### [Metin parçası]

“Adam adam olmadıkça adam etmez adamı.”
—Anonim

I. Türkiye’de milli eğitimin felsefi temelleri ve
dünyevileşme

Batı bilim ve teknolojisinin gelişimi karşısında, daha 18.
yüzyılın ortalarından itibaren Batı eğitim kurumlarını örnek alan okullar
açılmaya başlanmıştı. Tanzimattan itibaren geleneksel eğitim kurumları, Batı
örneğine dayanan okullar (mekteb) karşısında gerilemeye, böylece toplumsal
alanda da fonksiyonları azalmaya yüz tutmuştu. Cumhuriyet döneminde bu süreç
iyece hızlanmış, pozivitist bilim anlayışına ve Grek-Roma medeniyetiyle, Latin
kültürüne dayanan bir Türk Hümanist anlayışı oluşturulmaya çalışıldı. Milli
şefin desteğiyle uzun yıllar Milli Eğitim Bakanlığı yapan Hasan Ali Yücel ve
onun sadık tilmizi Tonguç, Köy Enstitülerinde bu düşüncenin tali-mine
giriştiler. Bir dönemin körpe beyinlerini zehirlemeyi başardılar.

Türk Hümanistleri, geleneksel inanç ve değerlerini yok
saydıkları Anadolu halkının zeki ve fakir çocuklarının beyinlerini, pozitivist
inanç ve ideolojiyle zehirlediler. Onlara göre, “akılcıl ve insancıl temellere
dayanan” Grek-Latin uygarlığına giriş için ve onun bir tezahürü olan hâl-i hazır
Batı Medeniyeti seviyesine ayak uydurmak için, tek çıkar yol bu idi. Cumhuriyet
inkılaplarının amacı da Avrupa medeniyetine ayak uydurmak olduğuna göre; doğru
yolda idiler. Oysa Avrupa uygarlığının manevi cephesini, dünyevileşmiş
Hıristiyanlık (Protestanlık), maddi cephesini ise kuvveti ve sömürüye esas alan
bilim-teknik oluşturmaktaydı: Bilim güçtü, bu anlayışa göre.

### [Alıştırma 1]
Kayıtlarda "376, 481, 386]" ifadesini içeren satırla açılıp "376, 212, 386]" ifadesini içeren satırla kapanan bölümü, her satır ayrı bir dize olacak biçimde bir JSON listesine dönüştürün. Boş satırları listeye almayın.

### [Verilen bilgiler]
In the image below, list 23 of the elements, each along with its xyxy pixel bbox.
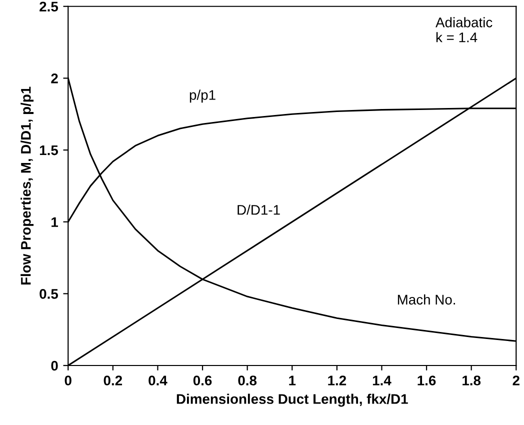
x-tick-label: 1.8	[462, 376, 481, 386]
annotation: Adiabatic k = 1.4	[436, 17, 492, 42]
annotation: p/p1	[190, 90, 216, 103]
y-tick-label: 2	[51, 74, 58, 84]
y-tick-label: 0.5	[40, 289, 58, 299]
y-tick-label: 2.5	[40, 2, 58, 12]
x-tick-label: 0.8	[238, 376, 257, 386]
x-tick-label: 0.4	[148, 376, 168, 386]
x-tick-label: 1.2	[328, 376, 346, 386]
y-axis-title: Flow Properties, M, D/D1, p/p1	[20, 86, 34, 285]
x-tick-label: 0.6	[193, 376, 212, 386]
x-tick-label: 0.2	[104, 376, 122, 386]
y-tick-label: 0	[51, 360, 58, 371]
annotation: Mach No.	[398, 294, 455, 305]
x-tick-label: 1	[289, 376, 296, 386]
y-tick-label: 1	[52, 217, 58, 227]
x-tick-label: 0	[64, 376, 72, 386]
x-tick-label: 1.6	[418, 376, 436, 386]
x-tick-label: 1.4	[372, 376, 392, 386]
x-tick-label: 2	[512, 376, 520, 386]
y-tick-label: 1.5	[40, 146, 58, 156]
x-axis-title: Dimensionless Duct Length, fkx/D1	[176, 394, 408, 407]
annotation: D/D1-1	[238, 204, 280, 215]
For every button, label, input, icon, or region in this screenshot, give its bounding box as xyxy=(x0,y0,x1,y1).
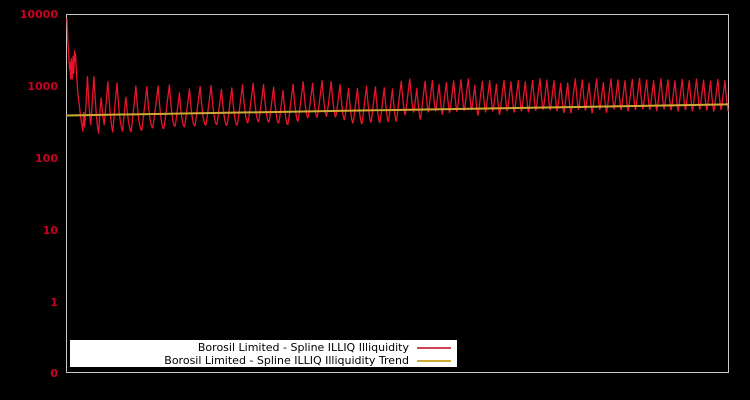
ytick-label-0: 0 xyxy=(50,367,58,380)
ytick-label-100: 100 xyxy=(35,152,58,165)
legend-item-trend: Borosil Limited - Spline ILLIQ Illiquidi… xyxy=(70,354,457,367)
plot-frame xyxy=(66,14,729,373)
chart-legend: Borosil Limited - Spline ILLIQ Illiquidi… xyxy=(70,340,457,367)
ytick-label-1: 1 xyxy=(50,296,58,309)
legend-swatch-illiquidity xyxy=(417,346,451,349)
illiquidity-trend-line xyxy=(66,103,729,117)
legend-swatch-trend xyxy=(417,359,451,362)
illiquidity-line xyxy=(66,18,729,135)
legend-label-illiquidity: Borosil Limited - Spline ILLIQ Illiquidi… xyxy=(197,340,409,354)
ytick-label-10: 10 xyxy=(42,224,58,237)
ytick-label-1000: 1000 xyxy=(27,80,58,93)
legend-item-illiquidity: Borosil Limited - Spline ILLIQ Illiquidi… xyxy=(70,341,457,354)
legend-label-trend: Borosil Limited - Spline ILLIQ Illiquidi… xyxy=(164,353,409,367)
ytick-label-10000: 10000 xyxy=(19,8,58,21)
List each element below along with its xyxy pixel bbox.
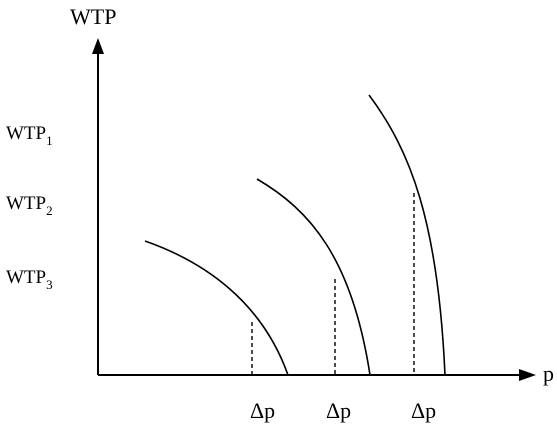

### [Alıştırma 2]
Milli eğitim konulu metinde "Batı bilim ve" sözcüklerini içeren yerle açılıp "beyinlerini zehirlemeyi başardılar." sözcükleriyle kapanan bölümü kelimesi kelimesine aktarın.

### [Yazılı çözüm 1]
[
  "x-tick-label: 1.8\t[462, 376, 481, 386]",
  "annotation: Adiabatic k = 1.4\t[436, 17, 492, 42]",
  "annotation: p/p1\t[190, 90, 216, 103]",
  "y-tick-label: 2\t[51, 74, 58, 84]",
  "y-tick-label: 0.5\t[40, 289, 58, 299]",
  "y-tick-label: 2.5\t[40, 2, 58, 12]",
  "x-tick-label: 0.8\t[238, 376, 257, 386]",
  "x-tick-label: 0.4\t[148, 376, 168, 386]",
  "x-tick-label: 1.2\t[328, 376, 346, 386]",
  "y-axis-title: Flow Properties, M, D/D1, p/p1\t[20, 86, 34, 285]",
  "x-tick-label: 0.6\t[193, 376, 212, 386]"
]

### [Yazılı çözüm 2]
Batı bilim ve teknolojisinin gelişimi karşısında, daha 18.
yüzyılın ortalarından itibaren Batı eğitim kurumlarını örnek alan okullar
açılmaya başlanmıştı. Tanzimattan itibaren geleneksel eğitim kurumları, Batı
örneğine dayanan okullar (mekteb) karşısında gerilemeye, böylece toplumsal
alanda da fonksiyonları azalmaya yüz tutmuştu. Cumhuriyet döneminde bu süreç
iyece hızlanmış, pozivitist bilim anlayışına ve Grek-Roma medeniyetiyle, Latin
kültürüne dayanan bir Türk Hümanist anlayışı oluşturulmaya çalışıldı. Milli
şefin desteğiyle uzun yıllar Milli Eğitim Bakanlığı yapan Hasan Ali Yücel ve
onun sadık tilmizi Tonguç, Köy Enstitülerinde bu düşüncenin tali-mine
giriştiler. Bir dönemin körpe beyinlerini zehirlemeyi başardılar.